Layout annotation data:
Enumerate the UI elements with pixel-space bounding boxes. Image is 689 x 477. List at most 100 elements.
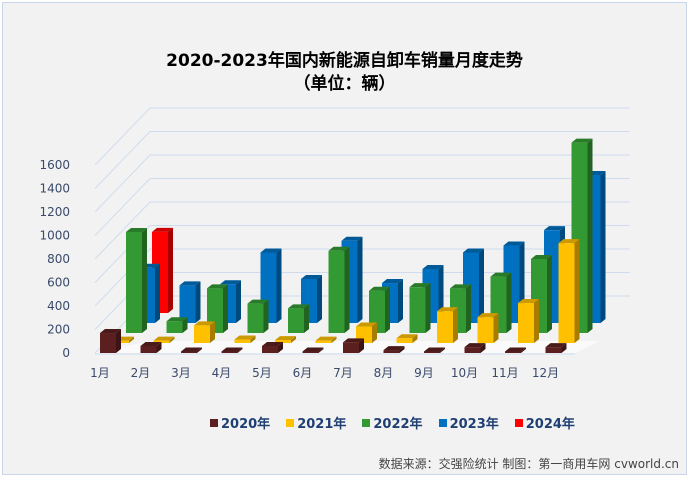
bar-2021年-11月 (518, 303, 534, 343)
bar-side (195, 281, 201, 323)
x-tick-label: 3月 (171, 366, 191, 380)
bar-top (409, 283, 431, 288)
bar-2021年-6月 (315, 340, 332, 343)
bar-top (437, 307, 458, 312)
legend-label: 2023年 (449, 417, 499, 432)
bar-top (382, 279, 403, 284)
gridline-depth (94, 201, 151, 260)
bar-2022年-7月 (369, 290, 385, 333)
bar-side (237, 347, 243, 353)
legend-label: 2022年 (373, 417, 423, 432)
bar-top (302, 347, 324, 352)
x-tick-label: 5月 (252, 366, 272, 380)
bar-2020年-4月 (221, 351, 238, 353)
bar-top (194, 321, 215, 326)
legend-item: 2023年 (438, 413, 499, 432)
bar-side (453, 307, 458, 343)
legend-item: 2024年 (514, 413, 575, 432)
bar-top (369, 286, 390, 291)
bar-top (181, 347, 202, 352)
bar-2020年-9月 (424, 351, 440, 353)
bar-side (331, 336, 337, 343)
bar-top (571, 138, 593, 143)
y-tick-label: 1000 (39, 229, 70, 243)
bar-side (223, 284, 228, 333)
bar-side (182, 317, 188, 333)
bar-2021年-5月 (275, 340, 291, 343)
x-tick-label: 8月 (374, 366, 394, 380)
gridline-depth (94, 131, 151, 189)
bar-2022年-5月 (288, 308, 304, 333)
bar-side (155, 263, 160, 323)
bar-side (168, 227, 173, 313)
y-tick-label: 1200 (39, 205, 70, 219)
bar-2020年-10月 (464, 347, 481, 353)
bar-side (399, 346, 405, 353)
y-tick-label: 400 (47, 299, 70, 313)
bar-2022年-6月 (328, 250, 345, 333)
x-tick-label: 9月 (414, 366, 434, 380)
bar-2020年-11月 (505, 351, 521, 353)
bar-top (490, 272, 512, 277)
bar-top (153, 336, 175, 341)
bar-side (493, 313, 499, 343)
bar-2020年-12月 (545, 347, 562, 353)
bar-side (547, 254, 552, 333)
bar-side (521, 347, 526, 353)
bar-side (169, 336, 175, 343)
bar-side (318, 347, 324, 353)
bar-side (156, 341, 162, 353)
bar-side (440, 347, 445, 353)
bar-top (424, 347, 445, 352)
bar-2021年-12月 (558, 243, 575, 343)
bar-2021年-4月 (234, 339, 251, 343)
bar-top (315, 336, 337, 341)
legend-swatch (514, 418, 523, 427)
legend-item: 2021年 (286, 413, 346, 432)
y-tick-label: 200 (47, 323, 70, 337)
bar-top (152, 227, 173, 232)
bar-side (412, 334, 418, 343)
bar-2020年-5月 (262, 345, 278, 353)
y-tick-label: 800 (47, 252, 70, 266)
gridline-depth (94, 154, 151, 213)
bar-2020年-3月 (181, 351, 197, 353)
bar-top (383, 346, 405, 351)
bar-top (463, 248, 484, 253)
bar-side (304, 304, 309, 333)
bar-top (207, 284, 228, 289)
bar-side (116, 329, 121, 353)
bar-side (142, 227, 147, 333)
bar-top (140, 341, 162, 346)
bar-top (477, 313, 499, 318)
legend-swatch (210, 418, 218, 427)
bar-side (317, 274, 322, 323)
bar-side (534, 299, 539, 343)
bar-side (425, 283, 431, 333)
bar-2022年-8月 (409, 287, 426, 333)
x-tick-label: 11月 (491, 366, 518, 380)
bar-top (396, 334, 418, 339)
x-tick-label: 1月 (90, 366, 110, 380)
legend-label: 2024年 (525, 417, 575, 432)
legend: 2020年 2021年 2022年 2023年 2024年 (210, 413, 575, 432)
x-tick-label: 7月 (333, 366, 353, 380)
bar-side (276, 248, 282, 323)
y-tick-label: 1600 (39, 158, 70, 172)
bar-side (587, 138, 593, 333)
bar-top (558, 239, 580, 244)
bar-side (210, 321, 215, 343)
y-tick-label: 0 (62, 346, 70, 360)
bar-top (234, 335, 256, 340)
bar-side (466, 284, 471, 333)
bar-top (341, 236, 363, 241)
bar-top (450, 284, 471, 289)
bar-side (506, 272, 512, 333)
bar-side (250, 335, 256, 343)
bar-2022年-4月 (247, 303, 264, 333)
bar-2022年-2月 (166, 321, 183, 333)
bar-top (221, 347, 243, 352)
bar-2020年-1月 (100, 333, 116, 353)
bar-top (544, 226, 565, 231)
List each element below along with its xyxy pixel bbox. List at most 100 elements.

To do: Copy out the lines again unchanged, beginning at the line that contains "bar-2021年-11月 (518, 303, 534, 343)" and ending at the line that contains "legend-label: 2022年 (373, 417, 423, 432)", including both.

The completed task:
bar-2021年-11月 (518, 303, 534, 343)
bar-side (195, 281, 201, 323)
x-tick-label: 3月 (171, 366, 191, 380)
bar-top (409, 283, 431, 288)
bar-2021年-6月 (315, 340, 332, 343)
bar-top (437, 307, 458, 312)
legend-label: 2023年 (449, 417, 499, 432)
bar-top (382, 279, 403, 284)
gridline-depth (94, 201, 151, 260)
bar-2022年-7月 (369, 290, 385, 333)
bar-side (237, 347, 243, 353)
legend-label: 2022年 (373, 417, 423, 432)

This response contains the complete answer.